◆ Extracted entries:
= = = =

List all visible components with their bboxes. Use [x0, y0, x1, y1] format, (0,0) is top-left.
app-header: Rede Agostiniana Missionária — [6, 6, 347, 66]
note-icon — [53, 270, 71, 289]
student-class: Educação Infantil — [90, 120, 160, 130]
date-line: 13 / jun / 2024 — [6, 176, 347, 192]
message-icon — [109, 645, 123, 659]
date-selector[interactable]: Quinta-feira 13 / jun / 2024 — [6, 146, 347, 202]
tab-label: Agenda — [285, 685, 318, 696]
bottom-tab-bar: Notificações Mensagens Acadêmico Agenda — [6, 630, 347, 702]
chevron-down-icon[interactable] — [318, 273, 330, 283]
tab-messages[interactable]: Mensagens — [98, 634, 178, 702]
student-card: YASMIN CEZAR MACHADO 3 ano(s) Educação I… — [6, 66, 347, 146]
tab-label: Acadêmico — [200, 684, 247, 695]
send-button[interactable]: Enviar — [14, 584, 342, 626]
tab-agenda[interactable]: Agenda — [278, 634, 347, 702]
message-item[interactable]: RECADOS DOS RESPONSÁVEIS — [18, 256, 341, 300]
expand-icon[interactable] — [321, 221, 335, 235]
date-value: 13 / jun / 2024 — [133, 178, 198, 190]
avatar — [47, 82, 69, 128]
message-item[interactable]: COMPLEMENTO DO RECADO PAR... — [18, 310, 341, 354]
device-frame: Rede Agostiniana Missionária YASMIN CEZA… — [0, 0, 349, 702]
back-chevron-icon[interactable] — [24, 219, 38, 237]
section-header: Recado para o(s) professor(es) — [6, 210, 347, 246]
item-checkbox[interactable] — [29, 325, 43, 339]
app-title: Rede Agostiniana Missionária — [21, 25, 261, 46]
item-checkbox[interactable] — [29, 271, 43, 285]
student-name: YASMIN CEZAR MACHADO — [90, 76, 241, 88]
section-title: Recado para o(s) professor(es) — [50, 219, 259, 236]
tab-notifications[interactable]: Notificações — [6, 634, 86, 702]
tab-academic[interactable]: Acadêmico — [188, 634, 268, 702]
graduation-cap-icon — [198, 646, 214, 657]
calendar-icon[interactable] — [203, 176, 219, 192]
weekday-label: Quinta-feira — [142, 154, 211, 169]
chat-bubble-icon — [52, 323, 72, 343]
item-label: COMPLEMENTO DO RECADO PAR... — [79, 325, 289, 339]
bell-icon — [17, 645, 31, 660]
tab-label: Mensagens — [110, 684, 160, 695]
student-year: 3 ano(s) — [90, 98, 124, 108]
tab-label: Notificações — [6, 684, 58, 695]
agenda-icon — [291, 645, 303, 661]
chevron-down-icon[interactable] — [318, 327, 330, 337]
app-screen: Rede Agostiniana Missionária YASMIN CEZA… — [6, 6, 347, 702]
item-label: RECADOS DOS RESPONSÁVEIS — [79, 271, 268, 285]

= = = =

◆ Aim of the task:
Copy out the items above line for line, without changing anything.

◆ Output:
List all visible components with their bboxes. Use [x0, y0, x1, y1] format, (0,0) is top-left.
app-header: Rede Agostiniana Missionária — [6, 6, 347, 66]
note-icon — [53, 270, 71, 289]
student-class: Educação Infantil — [90, 120, 160, 130]
date-line: 13 / jun / 2024 — [6, 176, 347, 192]
message-icon — [109, 645, 123, 659]
date-selector[interactable]: Quinta-feira 13 / jun / 2024 — [6, 146, 347, 202]
tab-label: Agenda — [285, 685, 318, 696]
bottom-tab-bar: Notificações Mensagens Acadêmico Agenda — [6, 630, 347, 702]
chevron-down-icon[interactable] — [318, 273, 330, 283]
tab-messages[interactable]: Mensagens — [98, 634, 178, 702]
student-card: YASMIN CEZAR MACHADO 3 ano(s) Educação I… — [6, 66, 347, 146]
tab-label: Acadêmico — [200, 684, 247, 695]
send-button[interactable]: Enviar — [14, 584, 342, 626]
tab-agenda[interactable]: Agenda — [278, 634, 347, 702]
message-item[interactable]: RECADOS DOS RESPONSÁVEIS — [18, 256, 341, 300]
expand-icon[interactable] — [321, 221, 335, 235]
date-value: 13 / jun / 2024 — [133, 178, 198, 190]
avatar — [47, 82, 69, 128]
message-item[interactable]: COMPLEMENTO DO RECADO PAR... — [18, 310, 341, 354]
device-frame: Rede Agostiniana Missionária YASMIN CEZA… — [0, 0, 349, 702]
back-chevron-icon[interactable] — [24, 219, 38, 237]
section-header: Recado para o(s) professor(es) — [6, 210, 347, 246]
item-checkbox[interactable] — [29, 325, 43, 339]
app-title: Rede Agostiniana Missionária — [21, 25, 261, 46]
item-checkbox[interactable] — [29, 271, 43, 285]
student-name: YASMIN CEZAR MACHADO — [90, 76, 241, 88]
section-title: Recado para o(s) professor(es) — [50, 219, 259, 236]
tab-notifications[interactable]: Notificações — [6, 634, 86, 702]
tab-academic[interactable]: Acadêmico — [188, 634, 268, 702]
graduation-cap-icon — [198, 646, 214, 657]
calendar-icon[interactable] — [203, 176, 219, 192]
weekday-label: Quinta-feira — [142, 154, 211, 169]
chat-bubble-icon — [52, 323, 72, 343]
item-label: COMPLEMENTO DO RECADO PAR... — [79, 325, 289, 339]
bell-icon — [17, 645, 31, 660]
tab-label: Mensagens — [110, 684, 160, 695]
student-year: 3 ano(s) — [90, 98, 124, 108]
tab-label: Notificações — [6, 684, 58, 695]
agenda-icon — [291, 645, 303, 661]
chevron-down-icon[interactable] — [318, 327, 330, 337]
app-screen: Rede Agostiniana Missionária YASMIN CEZA… — [6, 6, 347, 702]
item-label: RECADOS DOS RESPONSÁVEIS — [79, 271, 268, 285]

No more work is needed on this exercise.